Extracted data entries
+++

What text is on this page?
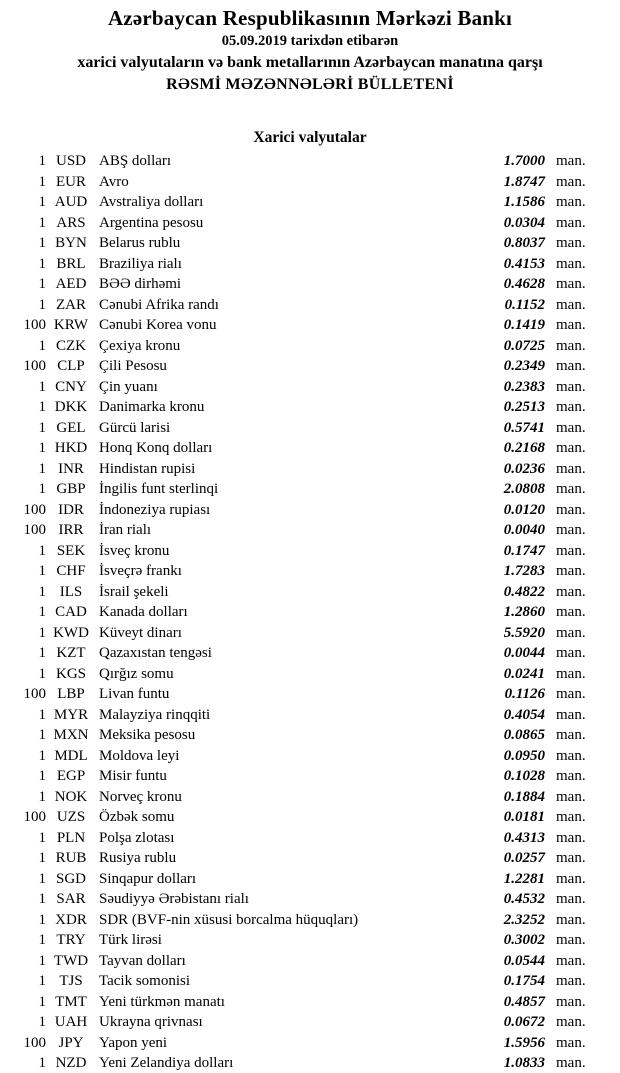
Azərbaycan Respublikasının Mərkəzi Bankı
05.09.2019 tarixdən etibarən
xarici valyutaların və bank metallarının Azərbaycan manatına qarşı
RƏSMİ MƏZƏNNƏLƏRİ BÜLLETENİ
Xarici valyutalar
1 USD ABŞ dolları	1.7000 man.
1 EUR Avro	1.8747 man.
1 AUD Avstraliya dolları	1.1586 man.
1 ARS Argentina pesosu	0.0304 man.
1 BYN Belarus rublu	0.8037 man.
1 BRL Braziliya rialı	0.4153 man.
1 AED BƏƏ dirhəmi	0.4628 man.
1 ZAR Cənubi Afrika randı	0.1152 man.
100 KRW Cənubi Korea vonu	0.1419 man.
1 CZK Çexiya kronu	0.0725 man.
100 CLP Çili Pesosu	0.2349 man.
1 CNY Çin yuanı	0.2383 man.
1 DKK Danimarka kronu	0.2513 man.
1 GEL Gürcü larisi	0.5741 man.
1 HKD Honq Konq dolları	0.2168 man.
1 INR	Hindistan rupisi	0.0236 man.
1 GBP İngilis funt sterlinqi	2.0808 man.
100 IDR	İndoneziya rupiası	0.0120 man.
100 IRR	İran rialı	0.0040 man.
1 SEK İsveç kronu	0.1747 man.
1 CHF İsveçrə frankı	1.7283 man.
1 ILS	İsrail şekeli	0.4822 man.
1 CAD Kanada dolları	1.2860 man.
1 KWD Küveyt dinarı	5.5920 man.
1 KZT Qazaxıstan tengəsi	0.0044 man.
1 KGS Qırğız somu	0.0241 man.
100 LBP Livan funtu	0.1126 man.
1 MYR Malayziya rinqqiti	0.4054 man.
1 MXN Meksika pesosu	0.0865 man.
1 MDL Moldova leyi	0.0950 man.
1 EGP Misir funtu	0.1028 man.
1 NOK Norveç kronu	0.1884 man.
100 UZS Özbək somu	0.0181 man.
1 PLN Polşa zlotası	0.4313 man.
1 RUB Rusiya rublu	0.0257 man.
1 SGD Sinqapur dolları	1.2281 man.
1 SAR Səudiyyə Ərəbistanı rialı	0.4532 man.
1 XDR SDR (BVF-nin xüsusi borcalma hüquqları)	2.3252 man.
1 TRY Türk lirəsi	0.3002 man.
1 TWD Tayvan dolları	0.0544 man.
1 TJS	Tacik somonisi	0.1754 man.
1 TMT Yeni türkmən manatı	0.4857 man.
1 UAH Ukrayna qrivnası	0.0672 man.
100 JPY	Yapon yeni	1.5956 man.
1 NZD Yeni Zelandiya dolları	1.0833 man.
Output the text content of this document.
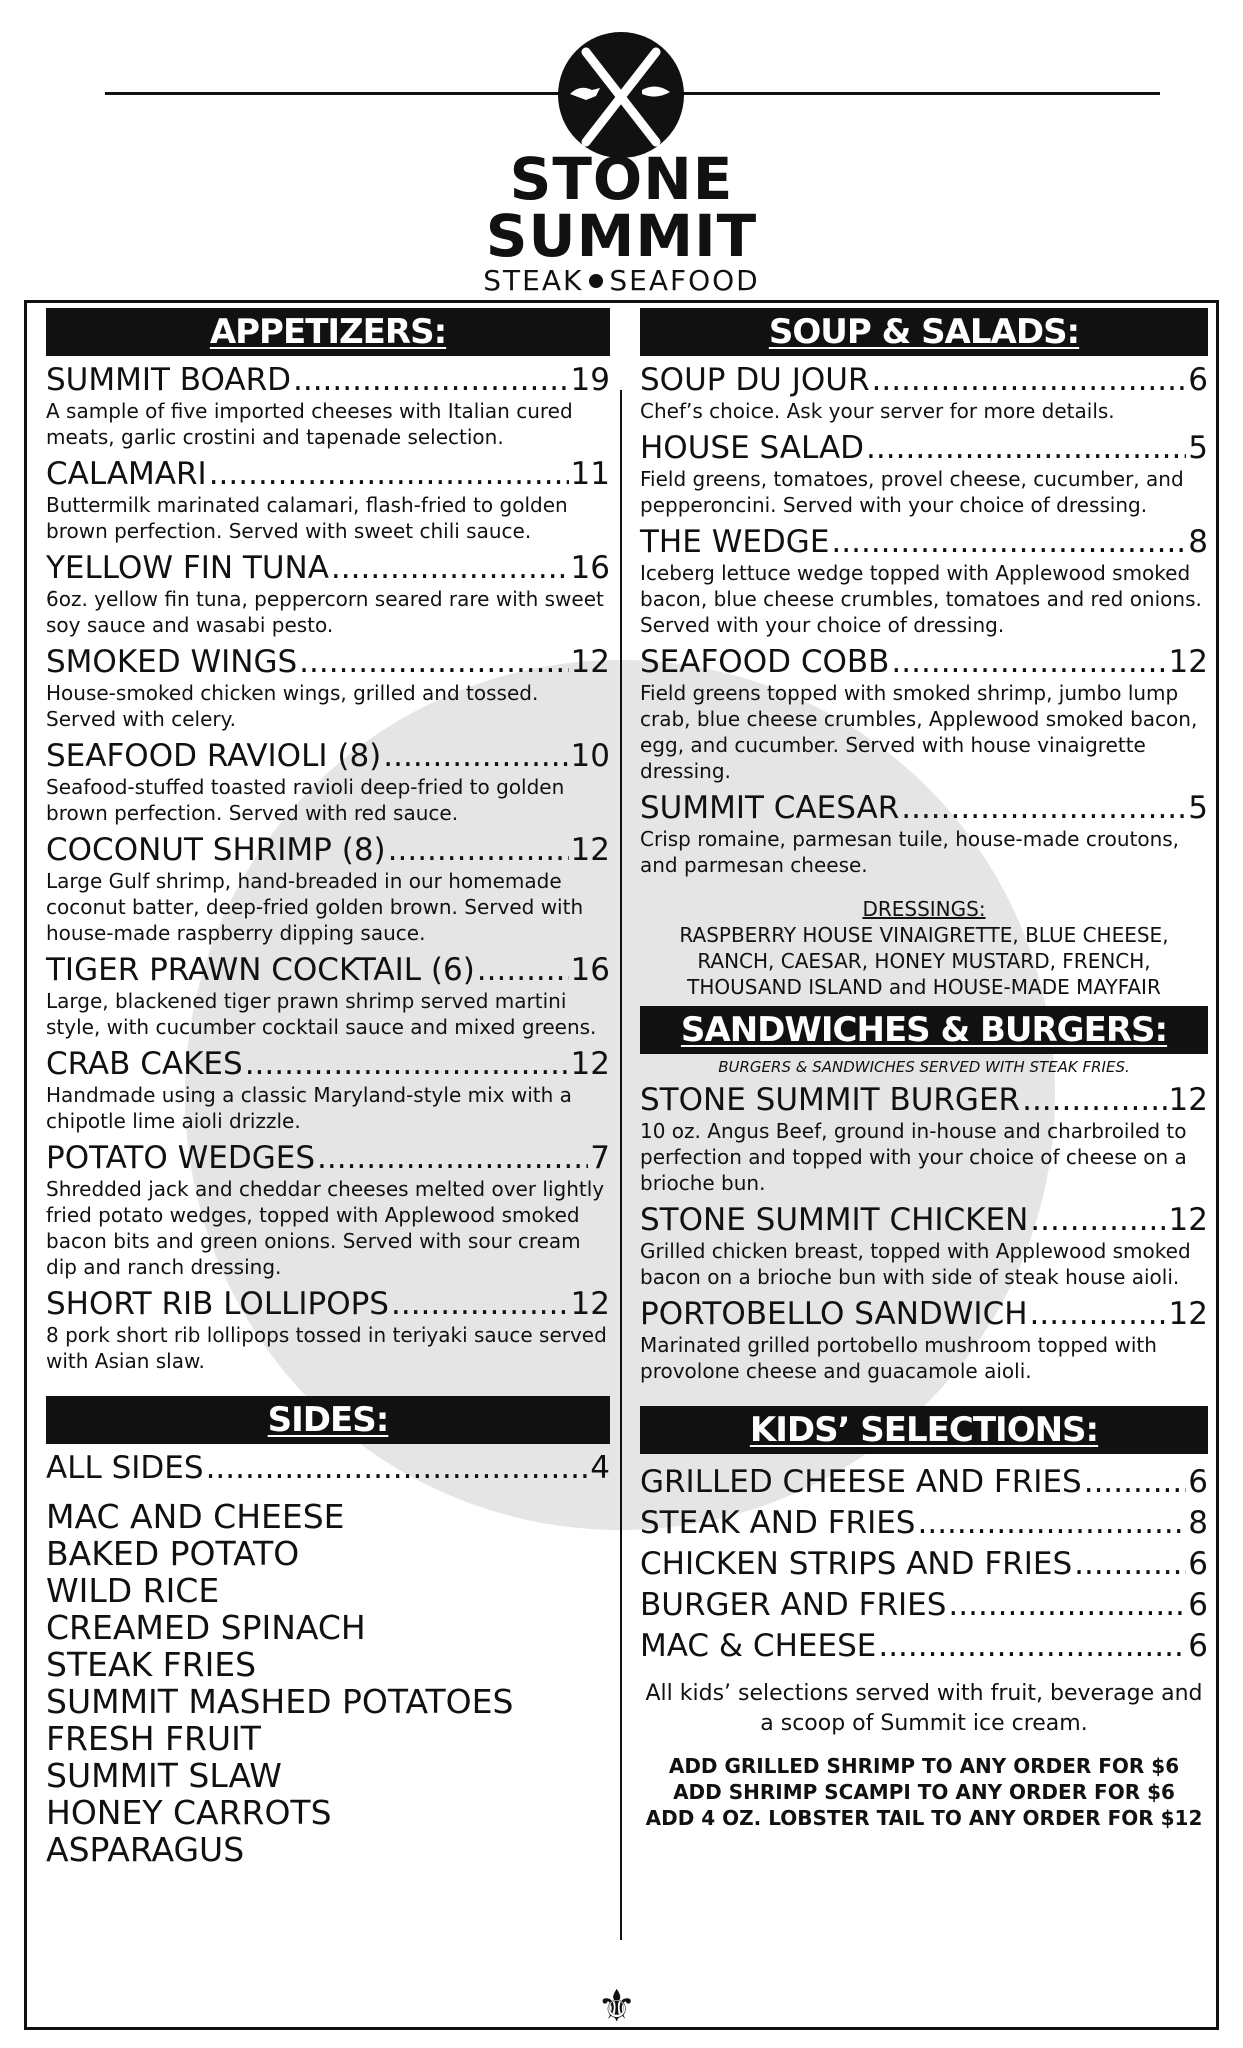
STONE
SUMMIT
STEAK SEAFOOD
⚜
APPETIZERS:
SUMMIT BOARD .....	19
A sample of five imported cheeses with Italian cured meats, garlic crostini and tapenade selection.
CALAMARI .....	11
Buttermilk marinated calamari, flash-fried to golden brown perfection. Served with sweet chili sauce.
YELLOW FIN TUNA .....	16
6oz. yellow fin tuna, peppercorn seared rare with sweet soy sauce and wasabi pesto.
SMOKED WINGS .....	12
House-smoked chicken wings, grilled and tossed. Served with celery.
SEAFOOD RAVIOLI (8) .....	10
Seafood-stuffed toasted ravioli deep-fried to golden brown perfection. Served with red sauce.
COCONUT SHRIMP (8) .....	12
Large Gulf shrimp, hand-breaded in our homemade coconut batter, deep-fried golden brown. Served with house-made raspberry dipping sauce.
TIGER PRAWN COCKTAIL (6) .....	16
Large, blackened tiger prawn shrimp served martini style, with cucumber cocktail sauce and mixed greens.
CRAB CAKES .....	12
Handmade using a classic Maryland-style mix with a chipotle lime aioli drizzle.
POTATO WEDGES .....	7
Shredded jack and cheddar cheeses melted over lightly fried potato wedges, topped with Applewood smoked bacon bits and green onions. Served with sour cream dip and ranch dressing.
SHORT RIB LOLLIPOPS .....	12
8 pork short rib lollipops tossed in teriyaki sauce served with Asian slaw.
SIDES:
ALL SIDES .....	4
MAC AND CHEESE
BAKED POTATO
WILD RICE
CREAMED SPINACH
STEAK FRIES
SUMMIT MASHED POTATOES
FRESH FRUIT
SUMMIT SLAW
HONEY CARROTS
ASPARAGUS
SOUP & SALADS:
SOUP DU JOUR .....	6
Chef’s choice. Ask your server for more details.
HOUSE SALAD .....	5
Field greens, tomatoes, provel cheese, cucumber, and pepperoncini. Served with your choice of dressing.
THE WEDGE .....	8
Iceberg lettuce wedge topped with Applewood smoked bacon, blue cheese crumbles, tomatoes and red onions. Served with your choice of dressing.
SEAFOOD COBB .....	12
Field greens topped with smoked shrimp, jumbo lump crab, blue cheese crumbles, Applewood smoked bacon, egg, and cucumber. Served with house vinaigrette dressing.
SUMMIT CAESAR .....	5
Crisp romaine, parmesan tuile, house-made croutons, and parmesan cheese.
DRESSINGS:
RASPBERRY HOUSE VINAIGRETTE, BLUE CHEESE,
RANCH, CAESAR, HONEY MUSTARD, FRENCH,
THOUSAND ISLAND and HOUSE-MADE MAYFAIR
SANDWICHES & BURGERS:
BURGERS & SANDWICHES SERVED WITH STEAK FRIES.
STONE SUMMIT BURGER .....	12
10 oz. Angus Beef, ground in-house and charbroiled to perfection and topped with your choice of cheese on a brioche bun.
STONE SUMMIT CHICKEN .....	12
Grilled chicken breast, topped with Applewood smoked bacon on a brioche bun with side of steak house aioli.
PORTOBELLO SANDWICH .....	12
Marinated grilled portobello mushroom topped with provolone cheese and guacamole aioli.
KIDS’ SELECTIONS:
GRILLED CHEESE AND FRIES .....	6
STEAK AND FRIES .....	8
CHICKEN STRIPS AND FRIES .....	6
BURGER AND FRIES .....	6
MAC & CHEESE .....	6
All kids’ selections served with fruit, beverage and
a scoop of Summit ice cream.
ADD GRILLED SHRIMP TO ANY ORDER FOR $6
ADD SHRIMP SCAMPI TO ANY ORDER FOR $6
ADD 4 OZ. LOBSTER TAIL TO ANY ORDER FOR $12
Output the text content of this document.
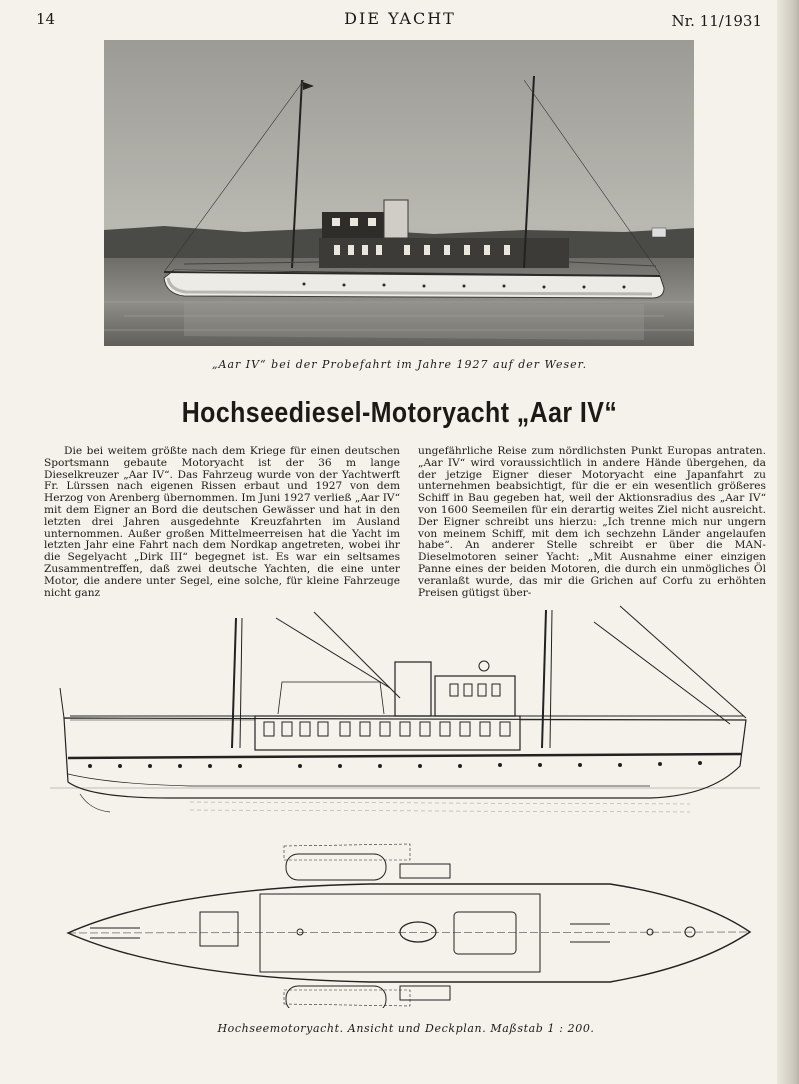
14	DIE YACHT	Nr. 11/1931
„Aar IV“ bei der Probefahrt im Jahre 1927 auf der Weser.
Hochseediesel-Motoryacht „Aar IV“

Die bei weitem größte nach dem Kriege für einen deutschen Sportsmann gebaute Motoryacht ist der 36 m lange Dieselkreuzer „Aar IV“. Das Fahrzeug wurde von der Yachtwerft Fr. Lürssen nach eigenen Rissen erbaut und 1927 von dem Herzog von Arenberg übernommen. Im Juni 1927 verließ „Aar IV“ mit dem Eigner an Bord die deutschen Gewässer und hat in den letzten drei Jahren ausgedehnte Kreuzfahrten im Ausland unternommen. Außer großen Mittelmeerreisen hat die Yacht im letzten Jahr eine Fahrt nach dem Nordkap angetreten, wobei ihr die Segelyacht „Dirk III“ begegnet ist. Es war ein seltsames Zusammentreffen, daß zwei deutsche Yachten, die eine unter Motor, die andere unter Segel, eine solche, für kleine Fahrzeuge nicht ganz

ungefährliche Reise zum nördlichsten Punkt Europas antraten. „Aar IV“ wird voraussichtlich in andere Hände übergehen, da der jetzige Eigner dieser Motoryacht eine Japanfahrt zu unternehmen beabsichtigt, für die er ein wesentlich größeres Schiff in Bau gegeben hat, weil der Aktionsradius des „Aar IV“ von 1600 Seemeilen für ein derartig weites Ziel nicht ausreicht. Der Eigner schreibt uns hierzu: „Ich trenne mich nur ungern von meinem Schiff, mit dem ich sechzehn Länder angelaufen habe“. An anderer Stelle schreibt er über die MAN-Dieselmotoren seiner Yacht: „Mit Ausnahme einer einzigen Panne eines der beiden Motoren, die durch ein unmögliches Öl veranlaßt wurde, das mir die Grichen auf Corfu zu erhöhten Preisen gütigst über-

Hochseemotoryacht. Ansicht und Deckplan. Maßstab 1 : 200.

+++

[Prompt] The lines to collect are those holding the string "tomatoes"; copy them all.

[Expected answer]
Field greens, tomatoes, provel cheese, cucumber, and pepperoncini. Served with your choice of dressing.
Iceberg lettuce wedge topped with Applewood smoked bacon, blue cheese crumbles, tomatoes and red onions. Served with your choice of dressing.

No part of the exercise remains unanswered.